All lines in the data bearing the string "name" should be identified and copied.

▶ **Dataset content**
════════════════════

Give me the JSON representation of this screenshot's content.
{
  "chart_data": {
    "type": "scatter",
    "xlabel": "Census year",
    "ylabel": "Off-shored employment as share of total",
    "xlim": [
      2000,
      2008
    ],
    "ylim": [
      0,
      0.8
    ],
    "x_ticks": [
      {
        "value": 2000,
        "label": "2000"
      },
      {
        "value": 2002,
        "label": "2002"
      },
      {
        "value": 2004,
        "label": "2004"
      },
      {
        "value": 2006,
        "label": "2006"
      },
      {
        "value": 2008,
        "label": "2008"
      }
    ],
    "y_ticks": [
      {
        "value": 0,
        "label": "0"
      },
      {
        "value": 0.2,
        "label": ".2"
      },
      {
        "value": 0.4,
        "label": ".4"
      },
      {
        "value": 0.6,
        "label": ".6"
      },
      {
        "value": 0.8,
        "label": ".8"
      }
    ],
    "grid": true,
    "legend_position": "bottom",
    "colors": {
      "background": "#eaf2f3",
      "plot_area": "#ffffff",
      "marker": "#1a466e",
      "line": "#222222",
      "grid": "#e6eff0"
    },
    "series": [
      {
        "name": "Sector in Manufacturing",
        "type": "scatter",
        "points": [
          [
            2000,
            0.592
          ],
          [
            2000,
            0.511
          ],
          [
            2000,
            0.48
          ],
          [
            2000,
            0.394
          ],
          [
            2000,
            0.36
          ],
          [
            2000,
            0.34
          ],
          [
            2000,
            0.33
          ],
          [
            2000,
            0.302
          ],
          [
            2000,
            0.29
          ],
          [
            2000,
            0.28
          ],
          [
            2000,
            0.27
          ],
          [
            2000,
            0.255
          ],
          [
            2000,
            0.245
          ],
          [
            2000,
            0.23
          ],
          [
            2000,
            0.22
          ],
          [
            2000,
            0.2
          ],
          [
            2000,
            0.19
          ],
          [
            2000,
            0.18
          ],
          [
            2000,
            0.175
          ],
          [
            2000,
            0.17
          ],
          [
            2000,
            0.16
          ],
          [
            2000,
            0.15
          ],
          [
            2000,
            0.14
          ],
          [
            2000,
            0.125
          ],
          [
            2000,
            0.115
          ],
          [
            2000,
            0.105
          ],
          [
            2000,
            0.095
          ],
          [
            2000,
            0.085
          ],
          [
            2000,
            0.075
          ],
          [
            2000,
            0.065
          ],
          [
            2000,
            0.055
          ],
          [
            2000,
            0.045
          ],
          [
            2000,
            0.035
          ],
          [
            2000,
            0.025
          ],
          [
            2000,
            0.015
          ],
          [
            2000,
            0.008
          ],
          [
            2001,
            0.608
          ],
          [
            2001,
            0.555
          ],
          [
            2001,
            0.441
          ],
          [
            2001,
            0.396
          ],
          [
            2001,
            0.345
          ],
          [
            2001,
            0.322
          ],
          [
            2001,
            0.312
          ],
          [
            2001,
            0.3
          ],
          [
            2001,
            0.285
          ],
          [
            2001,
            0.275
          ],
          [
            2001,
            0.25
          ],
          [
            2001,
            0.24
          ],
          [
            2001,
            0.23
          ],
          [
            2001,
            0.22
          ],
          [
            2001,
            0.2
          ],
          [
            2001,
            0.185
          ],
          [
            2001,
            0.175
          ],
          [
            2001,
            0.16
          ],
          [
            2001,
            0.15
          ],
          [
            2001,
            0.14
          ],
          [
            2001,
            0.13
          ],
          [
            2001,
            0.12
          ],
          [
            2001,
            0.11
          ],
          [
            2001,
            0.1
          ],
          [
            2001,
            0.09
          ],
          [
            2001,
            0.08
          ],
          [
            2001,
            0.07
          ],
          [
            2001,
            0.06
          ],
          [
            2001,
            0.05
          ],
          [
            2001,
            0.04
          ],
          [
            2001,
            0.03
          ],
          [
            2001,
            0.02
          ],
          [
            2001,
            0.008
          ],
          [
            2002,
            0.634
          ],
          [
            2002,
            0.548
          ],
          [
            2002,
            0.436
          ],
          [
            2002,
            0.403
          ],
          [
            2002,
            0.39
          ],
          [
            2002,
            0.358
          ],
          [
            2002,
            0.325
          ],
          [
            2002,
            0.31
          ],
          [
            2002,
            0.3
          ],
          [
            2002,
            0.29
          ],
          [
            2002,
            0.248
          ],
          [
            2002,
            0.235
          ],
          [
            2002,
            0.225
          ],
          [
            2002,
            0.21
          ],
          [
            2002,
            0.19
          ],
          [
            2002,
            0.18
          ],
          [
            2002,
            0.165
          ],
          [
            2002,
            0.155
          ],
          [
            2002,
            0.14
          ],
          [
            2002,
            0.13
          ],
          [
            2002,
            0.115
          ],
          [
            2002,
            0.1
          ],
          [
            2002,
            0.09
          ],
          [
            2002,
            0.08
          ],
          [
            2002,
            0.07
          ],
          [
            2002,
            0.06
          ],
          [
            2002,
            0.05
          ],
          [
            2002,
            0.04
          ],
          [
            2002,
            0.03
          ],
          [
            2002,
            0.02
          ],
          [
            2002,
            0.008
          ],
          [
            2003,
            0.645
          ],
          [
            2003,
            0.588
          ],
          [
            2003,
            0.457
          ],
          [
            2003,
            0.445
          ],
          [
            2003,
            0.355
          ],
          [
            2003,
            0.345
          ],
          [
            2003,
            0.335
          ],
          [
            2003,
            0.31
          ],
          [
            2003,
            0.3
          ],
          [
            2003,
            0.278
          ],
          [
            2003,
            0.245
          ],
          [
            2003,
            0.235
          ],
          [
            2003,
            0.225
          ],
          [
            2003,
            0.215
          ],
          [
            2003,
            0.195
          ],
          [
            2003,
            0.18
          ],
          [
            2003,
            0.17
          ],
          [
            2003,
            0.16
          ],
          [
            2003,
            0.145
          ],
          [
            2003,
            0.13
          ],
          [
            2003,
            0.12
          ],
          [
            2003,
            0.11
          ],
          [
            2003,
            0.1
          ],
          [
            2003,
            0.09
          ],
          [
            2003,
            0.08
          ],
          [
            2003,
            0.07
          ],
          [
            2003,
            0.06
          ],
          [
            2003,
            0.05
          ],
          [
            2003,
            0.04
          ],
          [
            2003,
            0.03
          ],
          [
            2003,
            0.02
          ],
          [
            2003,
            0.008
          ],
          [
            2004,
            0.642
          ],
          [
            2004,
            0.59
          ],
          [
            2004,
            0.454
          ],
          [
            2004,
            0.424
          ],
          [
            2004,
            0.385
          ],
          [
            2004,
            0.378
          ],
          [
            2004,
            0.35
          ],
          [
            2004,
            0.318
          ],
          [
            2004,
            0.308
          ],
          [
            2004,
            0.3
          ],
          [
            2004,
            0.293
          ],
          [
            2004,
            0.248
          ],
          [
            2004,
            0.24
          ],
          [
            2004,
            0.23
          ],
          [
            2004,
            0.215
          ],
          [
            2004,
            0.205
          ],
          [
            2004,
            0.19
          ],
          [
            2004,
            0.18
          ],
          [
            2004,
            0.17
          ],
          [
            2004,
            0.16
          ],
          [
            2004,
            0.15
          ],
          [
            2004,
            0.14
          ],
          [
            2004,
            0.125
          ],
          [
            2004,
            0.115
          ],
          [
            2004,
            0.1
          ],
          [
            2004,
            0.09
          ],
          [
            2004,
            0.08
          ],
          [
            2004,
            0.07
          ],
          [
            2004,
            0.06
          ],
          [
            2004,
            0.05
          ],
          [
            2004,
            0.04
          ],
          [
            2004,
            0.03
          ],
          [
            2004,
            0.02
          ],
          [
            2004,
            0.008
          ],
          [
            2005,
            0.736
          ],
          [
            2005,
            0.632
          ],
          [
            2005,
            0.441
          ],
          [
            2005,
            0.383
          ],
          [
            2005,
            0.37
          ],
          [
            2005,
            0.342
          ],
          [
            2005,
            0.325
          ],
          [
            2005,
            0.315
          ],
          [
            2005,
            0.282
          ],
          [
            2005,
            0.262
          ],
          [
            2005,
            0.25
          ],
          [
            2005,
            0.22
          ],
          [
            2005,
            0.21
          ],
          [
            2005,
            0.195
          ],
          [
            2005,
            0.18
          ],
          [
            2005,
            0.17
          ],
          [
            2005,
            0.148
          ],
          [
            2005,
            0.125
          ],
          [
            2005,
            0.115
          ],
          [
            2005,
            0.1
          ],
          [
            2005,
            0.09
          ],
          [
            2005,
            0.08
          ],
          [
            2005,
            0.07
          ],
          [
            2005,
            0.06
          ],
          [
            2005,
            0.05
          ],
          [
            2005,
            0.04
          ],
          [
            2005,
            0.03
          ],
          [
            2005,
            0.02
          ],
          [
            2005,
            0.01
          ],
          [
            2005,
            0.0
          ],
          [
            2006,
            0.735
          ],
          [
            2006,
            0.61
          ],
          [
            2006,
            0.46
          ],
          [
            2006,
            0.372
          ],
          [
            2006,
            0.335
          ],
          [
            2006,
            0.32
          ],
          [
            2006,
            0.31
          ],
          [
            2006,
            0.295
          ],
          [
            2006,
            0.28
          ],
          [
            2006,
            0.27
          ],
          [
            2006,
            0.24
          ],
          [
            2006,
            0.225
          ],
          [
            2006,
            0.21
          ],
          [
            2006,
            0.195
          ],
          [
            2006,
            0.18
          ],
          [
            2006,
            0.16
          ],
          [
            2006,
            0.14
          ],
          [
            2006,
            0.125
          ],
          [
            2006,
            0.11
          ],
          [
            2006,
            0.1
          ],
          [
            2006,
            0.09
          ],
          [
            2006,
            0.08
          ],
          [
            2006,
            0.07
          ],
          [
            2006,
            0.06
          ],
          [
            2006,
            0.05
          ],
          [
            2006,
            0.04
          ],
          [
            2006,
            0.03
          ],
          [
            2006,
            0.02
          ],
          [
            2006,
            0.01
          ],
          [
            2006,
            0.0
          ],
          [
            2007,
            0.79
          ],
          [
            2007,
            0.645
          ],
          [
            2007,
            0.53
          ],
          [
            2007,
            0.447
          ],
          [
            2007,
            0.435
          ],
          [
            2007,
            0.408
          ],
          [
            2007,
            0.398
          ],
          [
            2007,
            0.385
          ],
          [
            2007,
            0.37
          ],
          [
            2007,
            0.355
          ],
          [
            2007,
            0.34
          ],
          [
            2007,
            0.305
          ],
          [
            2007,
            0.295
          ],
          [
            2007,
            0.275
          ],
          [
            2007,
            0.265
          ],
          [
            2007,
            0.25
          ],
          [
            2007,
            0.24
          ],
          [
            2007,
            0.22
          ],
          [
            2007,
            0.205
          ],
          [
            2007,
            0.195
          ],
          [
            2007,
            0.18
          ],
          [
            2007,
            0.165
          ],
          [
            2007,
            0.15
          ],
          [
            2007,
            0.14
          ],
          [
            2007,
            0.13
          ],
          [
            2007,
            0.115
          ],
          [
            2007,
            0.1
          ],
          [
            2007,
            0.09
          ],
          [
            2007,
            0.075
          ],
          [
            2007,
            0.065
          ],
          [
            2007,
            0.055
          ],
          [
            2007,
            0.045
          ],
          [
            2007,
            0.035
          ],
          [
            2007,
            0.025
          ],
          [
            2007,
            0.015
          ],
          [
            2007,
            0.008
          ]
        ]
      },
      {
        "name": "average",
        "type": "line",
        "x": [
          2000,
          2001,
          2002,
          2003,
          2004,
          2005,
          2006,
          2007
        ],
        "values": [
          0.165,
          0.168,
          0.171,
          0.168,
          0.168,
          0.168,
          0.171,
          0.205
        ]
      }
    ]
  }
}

════════════════════

▶ **Response**
        "name": "Sector in Manufacturing",
        "name": "average",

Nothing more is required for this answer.